### Task brief
Send each entry back exactly as given, pictures excluded.

### Records for processing
+--
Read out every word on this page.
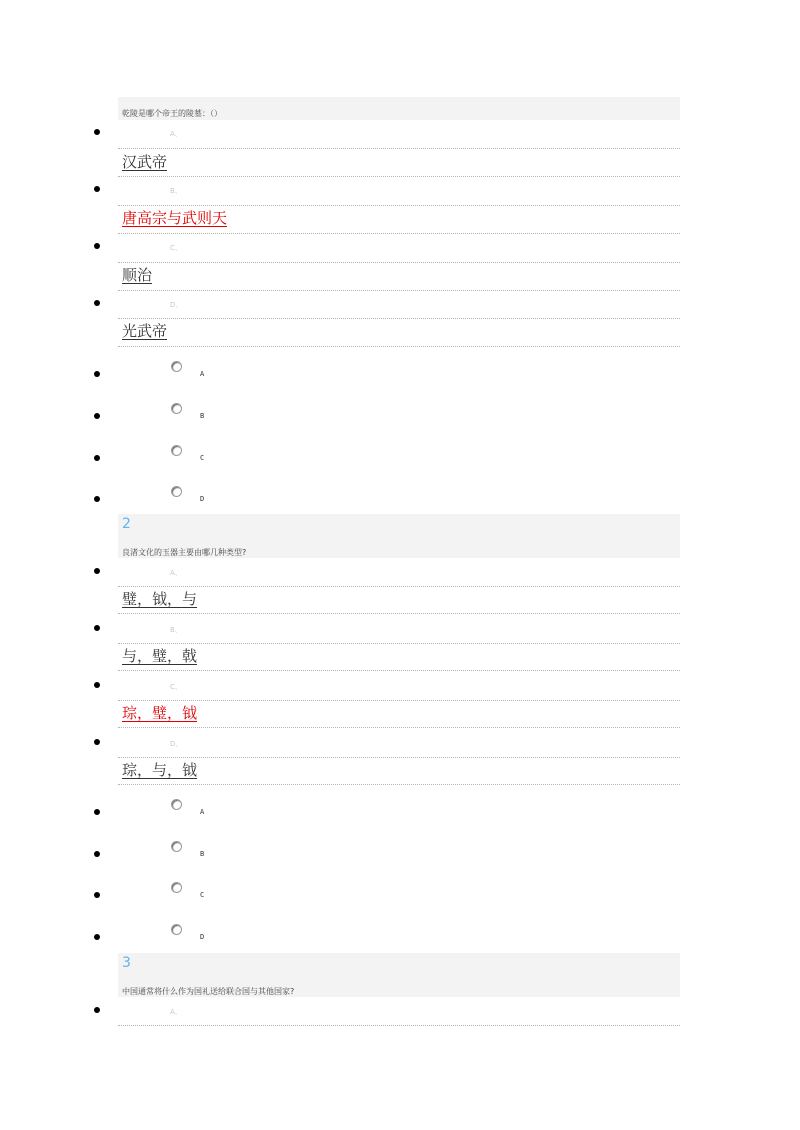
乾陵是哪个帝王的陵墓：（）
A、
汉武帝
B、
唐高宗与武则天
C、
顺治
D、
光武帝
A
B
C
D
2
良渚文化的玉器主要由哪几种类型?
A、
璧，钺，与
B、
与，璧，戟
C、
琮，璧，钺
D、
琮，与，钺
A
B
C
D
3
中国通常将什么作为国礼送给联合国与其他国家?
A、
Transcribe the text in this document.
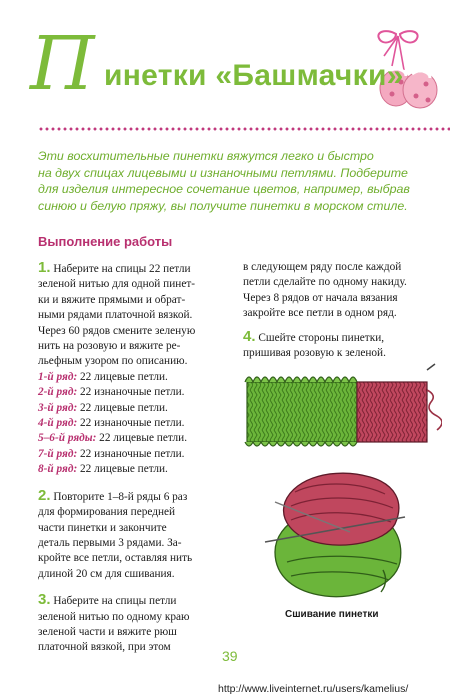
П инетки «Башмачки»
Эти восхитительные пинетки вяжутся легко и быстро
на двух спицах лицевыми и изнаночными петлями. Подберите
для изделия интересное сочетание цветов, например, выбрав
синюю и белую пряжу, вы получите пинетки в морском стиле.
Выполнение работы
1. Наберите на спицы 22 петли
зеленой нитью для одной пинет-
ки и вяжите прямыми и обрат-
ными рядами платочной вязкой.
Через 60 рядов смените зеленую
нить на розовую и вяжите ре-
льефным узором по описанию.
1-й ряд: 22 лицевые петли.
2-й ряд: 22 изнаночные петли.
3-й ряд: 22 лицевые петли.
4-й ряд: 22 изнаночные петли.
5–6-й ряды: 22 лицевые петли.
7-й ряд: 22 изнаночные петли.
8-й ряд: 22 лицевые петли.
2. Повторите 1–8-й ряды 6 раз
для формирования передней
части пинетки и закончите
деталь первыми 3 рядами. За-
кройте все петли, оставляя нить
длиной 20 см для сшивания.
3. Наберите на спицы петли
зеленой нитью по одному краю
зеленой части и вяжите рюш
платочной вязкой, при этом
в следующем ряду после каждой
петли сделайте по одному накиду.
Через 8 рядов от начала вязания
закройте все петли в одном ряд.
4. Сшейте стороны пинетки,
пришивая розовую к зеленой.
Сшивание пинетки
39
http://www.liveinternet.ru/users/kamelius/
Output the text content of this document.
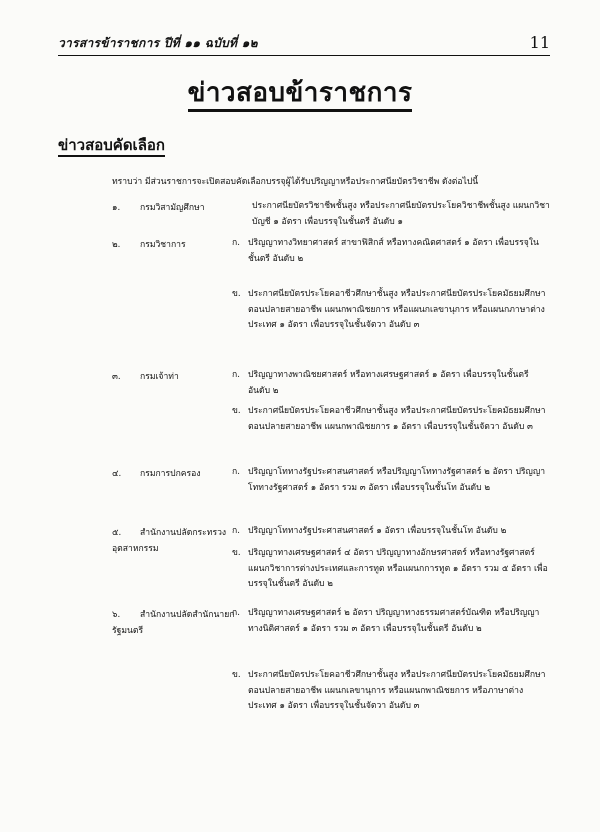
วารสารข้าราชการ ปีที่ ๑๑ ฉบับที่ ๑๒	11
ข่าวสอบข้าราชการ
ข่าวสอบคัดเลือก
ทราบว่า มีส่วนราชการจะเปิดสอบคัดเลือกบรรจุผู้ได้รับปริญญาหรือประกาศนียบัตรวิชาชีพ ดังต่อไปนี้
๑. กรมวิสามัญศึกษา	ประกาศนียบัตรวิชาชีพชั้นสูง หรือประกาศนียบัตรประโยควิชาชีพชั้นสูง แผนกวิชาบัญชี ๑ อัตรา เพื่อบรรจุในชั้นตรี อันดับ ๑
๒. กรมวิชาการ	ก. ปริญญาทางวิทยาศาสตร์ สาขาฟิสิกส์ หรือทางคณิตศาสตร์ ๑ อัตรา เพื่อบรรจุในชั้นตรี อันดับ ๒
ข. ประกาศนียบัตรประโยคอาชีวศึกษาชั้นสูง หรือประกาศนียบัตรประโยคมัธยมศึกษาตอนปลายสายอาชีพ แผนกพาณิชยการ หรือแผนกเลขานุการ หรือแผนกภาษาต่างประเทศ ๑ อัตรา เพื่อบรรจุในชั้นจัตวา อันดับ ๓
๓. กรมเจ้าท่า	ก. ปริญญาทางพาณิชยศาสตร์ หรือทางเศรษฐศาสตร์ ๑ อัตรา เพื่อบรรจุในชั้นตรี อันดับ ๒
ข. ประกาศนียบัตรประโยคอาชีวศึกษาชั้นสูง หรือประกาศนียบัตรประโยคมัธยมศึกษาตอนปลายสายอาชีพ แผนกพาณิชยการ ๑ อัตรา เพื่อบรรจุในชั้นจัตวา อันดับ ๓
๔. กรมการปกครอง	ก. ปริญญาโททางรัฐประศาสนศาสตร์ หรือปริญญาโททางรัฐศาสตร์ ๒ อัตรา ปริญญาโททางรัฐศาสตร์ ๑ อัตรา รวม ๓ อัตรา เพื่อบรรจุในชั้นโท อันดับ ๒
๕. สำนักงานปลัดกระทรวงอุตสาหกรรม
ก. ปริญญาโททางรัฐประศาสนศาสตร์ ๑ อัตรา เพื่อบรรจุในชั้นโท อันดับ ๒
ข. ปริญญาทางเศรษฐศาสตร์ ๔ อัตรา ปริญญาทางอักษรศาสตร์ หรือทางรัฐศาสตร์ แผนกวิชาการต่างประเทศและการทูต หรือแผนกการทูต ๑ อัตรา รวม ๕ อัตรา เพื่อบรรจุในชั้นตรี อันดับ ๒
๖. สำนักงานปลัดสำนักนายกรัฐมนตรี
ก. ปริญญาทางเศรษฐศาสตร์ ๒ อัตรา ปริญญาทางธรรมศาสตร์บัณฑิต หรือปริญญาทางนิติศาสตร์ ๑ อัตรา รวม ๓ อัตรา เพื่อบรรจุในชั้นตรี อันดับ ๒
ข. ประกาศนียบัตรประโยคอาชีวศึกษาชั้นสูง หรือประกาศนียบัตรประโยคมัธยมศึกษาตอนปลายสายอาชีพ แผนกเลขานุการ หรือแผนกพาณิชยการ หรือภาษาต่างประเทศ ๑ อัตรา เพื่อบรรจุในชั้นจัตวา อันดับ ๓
+--
### Expected answer
Read out every word on this page.
乾陵是哪个帝王的陵墓：（）
A、
汉武帝
B、
唐高宗与武则天
C、
顺治
D、
光武帝
A
B
C
D
2
良渚文化的玉器主要由哪几种类型?
A、
璧，钺，与
B、
与，璧，戟
C、
琮，璧，钺
D、
琮，与，钺
A
B
C
D
3
中国通常将什么作为国礼送给联合国与其他国家?
A、
Transcribe the text in this document.
П инетки «Башмачки»
Эти восхитительные пинетки вяжутся легко и быстро
на двух спицах лицевыми и изнаночными петлями. Подберите
для изделия интересное сочетание цветов, например, выбрав
синюю и белую пряжу, вы получите пинетки в морском стиле.
Выполнение работы
1. Наберите на спицы 22 петли
зеленой нитью для одной пинет-
ки и вяжите прямыми и обрат-
ными рядами платочной вязкой.
Через 60 рядов смените зеленую
нить на розовую и вяжите ре-
льефным узором по описанию.
1-й ряд: 22 лицевые петли.
2-й ряд: 22 изнаночные петли.
3-й ряд: 22 лицевые петли.
4-й ряд: 22 изнаночные петли.
5–6-й ряды: 22 лицевые петли.
7-й ряд: 22 изнаночные петли.
8-й ряд: 22 лицевые петли.
2. Повторите 1–8-й ряды 6 раз
для формирования передней
части пинетки и закончите
деталь первыми 3 рядами. За-
кройте все петли, оставляя нить
длиной 20 см для сшивания.
3. Наберите на спицы петли
зеленой нитью по одному краю
зеленой части и вяжите рюш
платочной вязкой, при этом
в следующем ряду после каждой
петли сделайте по одному накиду.
Через 8 рядов от начала вязания
закройте все петли в одном ряд.
4. Сшейте стороны пинетки,
пришивая розовую к зеленой.
Сшивание пинетки
39
http://www.liveinternet.ru/users/kamelius/
Output the text content of this document.
วารสารข้าราชการ ปีที่ ๑๑ ฉบับที่ ๑๒	11
ข่าวสอบข้าราชการ
ข่าวสอบคัดเลือก
ทราบว่า มีส่วนราชการจะเปิดสอบคัดเลือกบรรจุผู้ได้รับปริญญาหรือประกาศนียบัตรวิชาชีพ ดังต่อไปนี้
๑. กรมวิสามัญศึกษา	ประกาศนียบัตรวิชาชีพชั้นสูง หรือประกาศนียบัตรประโยควิชาชีพชั้นสูง แผนกวิชาบัญชี ๑ อัตรา เพื่อบรรจุในชั้นตรี อันดับ ๑
๒. กรมวิชาการ	ก. ปริญญาทางวิทยาศาสตร์ สาขาฟิสิกส์ หรือทางคณิตศาสตร์ ๑ อัตรา เพื่อบรรจุในชั้นตรี อันดับ ๒
ข. ประกาศนียบัตรประโยคอาชีวศึกษาชั้นสูง หรือประกาศนียบัตรประโยคมัธยมศึกษาตอนปลายสายอาชีพ แผนกพาณิชยการ หรือแผนกเลขานุการ หรือแผนกภาษาต่างประเทศ ๑ อัตรา เพื่อบรรจุในชั้นจัตวา อันดับ ๓
๓. กรมเจ้าท่า	ก. ปริญญาทางพาณิชยศาสตร์ หรือทางเศรษฐศาสตร์ ๑ อัตรา เพื่อบรรจุในชั้นตรี อันดับ ๒
ข. ประกาศนียบัตรประโยคอาชีวศึกษาชั้นสูง หรือประกาศนียบัตรประโยคมัธยมศึกษาตอนปลายสายอาชีพ แผนกพาณิชยการ ๑ อัตรา เพื่อบรรจุในชั้นจัตวา อันดับ ๓
๔. กรมการปกครอง	ก. ปริญญาโททางรัฐประศาสนศาสตร์ หรือปริญญาโททางรัฐศาสตร์ ๒ อัตรา ปริญญาโททางรัฐศาสตร์ ๑ อัตรา รวม ๓ อัตรา เพื่อบรรจุในชั้นโท อันดับ ๒
๕. สำนักงานปลัดกระทรวงอุตสาหกรรม
ก. ปริญญาโททางรัฐประศาสนศาสตร์ ๑ อัตรา เพื่อบรรจุในชั้นโท อันดับ ๒
ข. ปริญญาทางเศรษฐศาสตร์ ๔ อัตรา ปริญญาทางอักษรศาสตร์ หรือทางรัฐศาสตร์ แผนกวิชาการต่างประเทศและการทูต หรือแผนกการทูต ๑ อัตรา รวม ๕ อัตรา เพื่อบรรจุในชั้นตรี อันดับ ๒
๖. สำนักงานปลัดสำนักนายกรัฐมนตรี
ก. ปริญญาทางเศรษฐศาสตร์ ๒ อัตรา ปริญญาทางธรรมศาสตร์บัณฑิต หรือปริญญาทางนิติศาสตร์ ๑ อัตรา รวม ๓ อัตรา เพื่อบรรจุในชั้นตรี อันดับ ๒
ข. ประกาศนียบัตรประโยคอาชีวศึกษาชั้นสูง หรือประกาศนียบัตรประโยคมัธยมศึกษาตอนปลายสายอาชีพ แผนกเลขานุการ หรือแผนกพาณิชยการ หรือภาษาต่างประเทศ ๑ อัตรา เพื่อบรรจุในชั้นจัตวา อันดับ ๓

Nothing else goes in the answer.